Data items =

** Start **

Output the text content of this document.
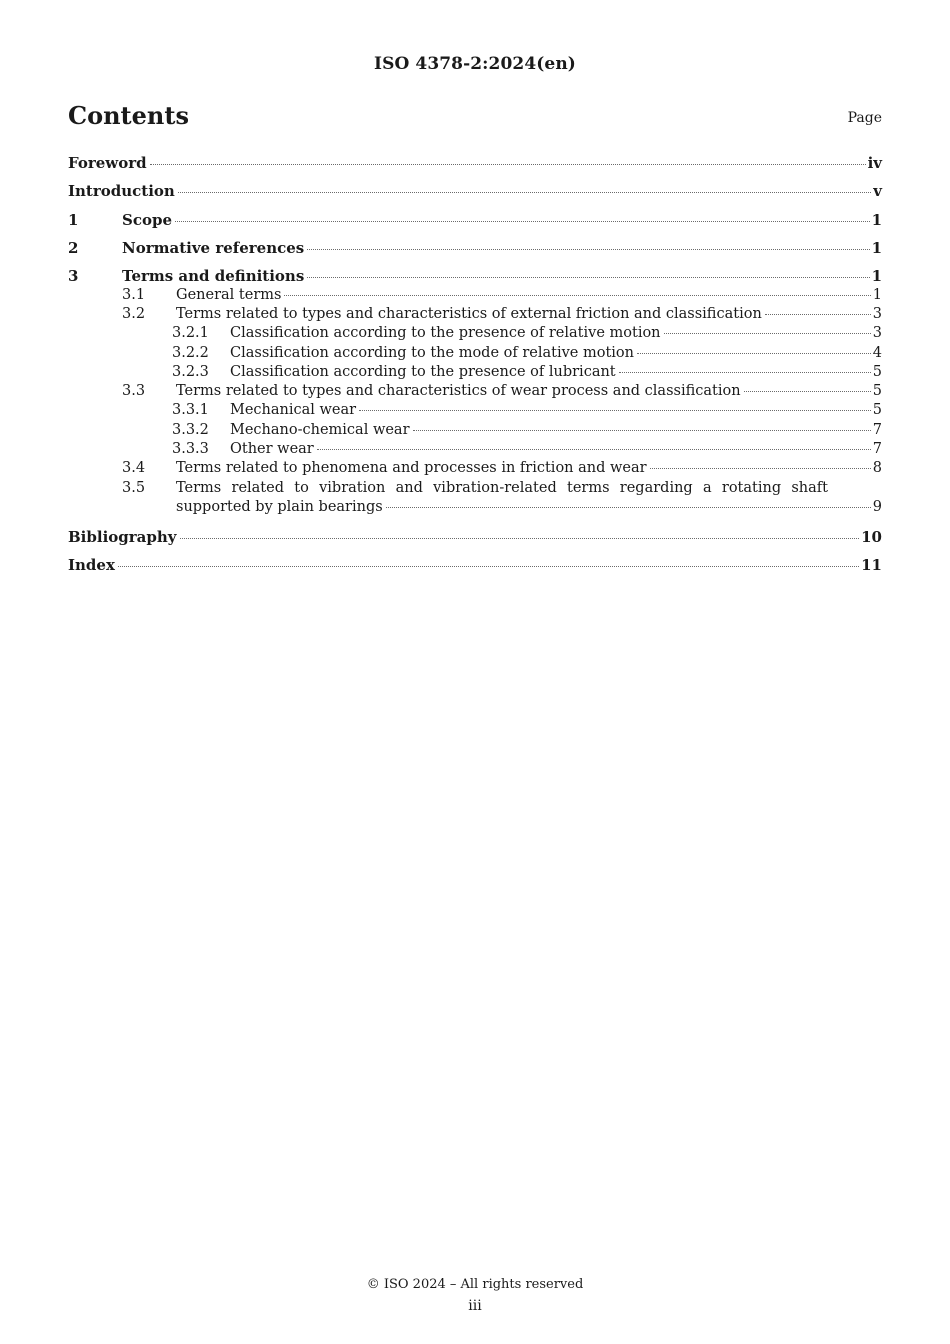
ISO 4378-2:2024(en)
Contents	Page
Foreword	iv
Introduction	v
1	Scope	1
2	Normative references	1
3	Terms and definitions	1
3.1	General terms	1
3.2	Terms related to types and characteristics of external friction and classification	3
3.2.1	Classification according to the presence of relative motion	3
3.2.2	Classification according to the mode of relative motion	4
3.2.3	Classification according to the presence of lubricant	5
3.3	Terms related to types and characteristics of wear process and classification	5
3.3.1	Mechanical wear	5
3.3.2	Mechano-chemical wear	7
3.3.3	Other wear	7
3.4	Terms related to phenomena and processes in friction and wear	8
3.5 Terms related to vibration and vibration-related terms regarding a rotating shaft
supported by plain bearings	9
Bibliography	10
Index	11
© ISO 2024 – All rights reserved
iii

** End **

Omit the pictures. Transcribe every record exactly.

RESPONSE =
Output the text content of this document.
ISO 4378-2:2024(en)
Contents	Page
Foreword	iv
Introduction	v
1	Scope	1
2	Normative references	1
3	Terms and definitions	1
3.1	General terms	1
3.2	Terms related to types and characteristics of external friction and classification	3
3.2.1	Classification according to the presence of relative motion	3
3.2.2	Classification according to the mode of relative motion	4
3.2.3	Classification according to the presence of lubricant	5
3.3	Terms related to types and characteristics of wear process and classification	5
3.3.1	Mechanical wear	5
3.3.2	Mechano-chemical wear	7
3.3.3	Other wear	7
3.4	Terms related to phenomena and processes in friction and wear	8
3.5 Terms related to vibration and vibration-related terms regarding a rotating shaft
supported by plain bearings	9
Bibliography	10
Index	11
© ISO 2024 – All rights reserved
iii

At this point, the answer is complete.